Work to be completed ▸
Using the records below, locate all lines containing "pietà" and return them.

◆ ◆ ◆ ◆ ◆ ◆ ◆

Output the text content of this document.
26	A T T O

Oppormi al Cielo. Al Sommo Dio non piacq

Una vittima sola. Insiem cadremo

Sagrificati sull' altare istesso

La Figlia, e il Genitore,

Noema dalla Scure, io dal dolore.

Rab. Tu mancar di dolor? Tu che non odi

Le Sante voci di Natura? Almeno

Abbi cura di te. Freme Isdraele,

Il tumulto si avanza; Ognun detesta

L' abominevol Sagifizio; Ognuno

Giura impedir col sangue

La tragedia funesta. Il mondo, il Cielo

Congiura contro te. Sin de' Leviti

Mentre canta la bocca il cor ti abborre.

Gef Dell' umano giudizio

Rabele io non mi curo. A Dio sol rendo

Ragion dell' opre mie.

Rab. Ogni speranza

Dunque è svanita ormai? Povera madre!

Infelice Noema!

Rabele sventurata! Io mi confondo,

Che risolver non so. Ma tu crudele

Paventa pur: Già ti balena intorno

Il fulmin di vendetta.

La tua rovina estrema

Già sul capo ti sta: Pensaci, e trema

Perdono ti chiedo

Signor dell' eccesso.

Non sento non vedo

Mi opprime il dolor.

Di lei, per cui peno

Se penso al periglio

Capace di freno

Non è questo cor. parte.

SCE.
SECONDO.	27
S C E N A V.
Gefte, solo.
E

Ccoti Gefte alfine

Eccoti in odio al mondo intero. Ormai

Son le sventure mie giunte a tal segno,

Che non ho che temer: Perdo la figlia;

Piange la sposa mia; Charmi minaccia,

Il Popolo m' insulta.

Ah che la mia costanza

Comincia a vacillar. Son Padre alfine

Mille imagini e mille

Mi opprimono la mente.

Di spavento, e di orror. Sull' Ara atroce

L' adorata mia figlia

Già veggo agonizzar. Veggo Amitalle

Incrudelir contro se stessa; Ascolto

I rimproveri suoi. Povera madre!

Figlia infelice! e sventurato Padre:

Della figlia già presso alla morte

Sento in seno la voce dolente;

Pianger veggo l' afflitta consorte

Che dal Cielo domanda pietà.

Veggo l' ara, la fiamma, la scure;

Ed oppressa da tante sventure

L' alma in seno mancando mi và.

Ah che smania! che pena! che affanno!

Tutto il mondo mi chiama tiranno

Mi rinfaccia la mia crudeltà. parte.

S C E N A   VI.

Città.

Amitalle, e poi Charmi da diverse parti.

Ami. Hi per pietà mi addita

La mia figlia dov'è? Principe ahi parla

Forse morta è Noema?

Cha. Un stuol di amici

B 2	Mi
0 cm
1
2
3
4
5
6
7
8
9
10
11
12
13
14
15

◆ ◆ ◆ ◆ ◆ ◆ ◆

The reply ▸
Che dal Cielo domanda pietà.
Ami. Hi per pietà mi addita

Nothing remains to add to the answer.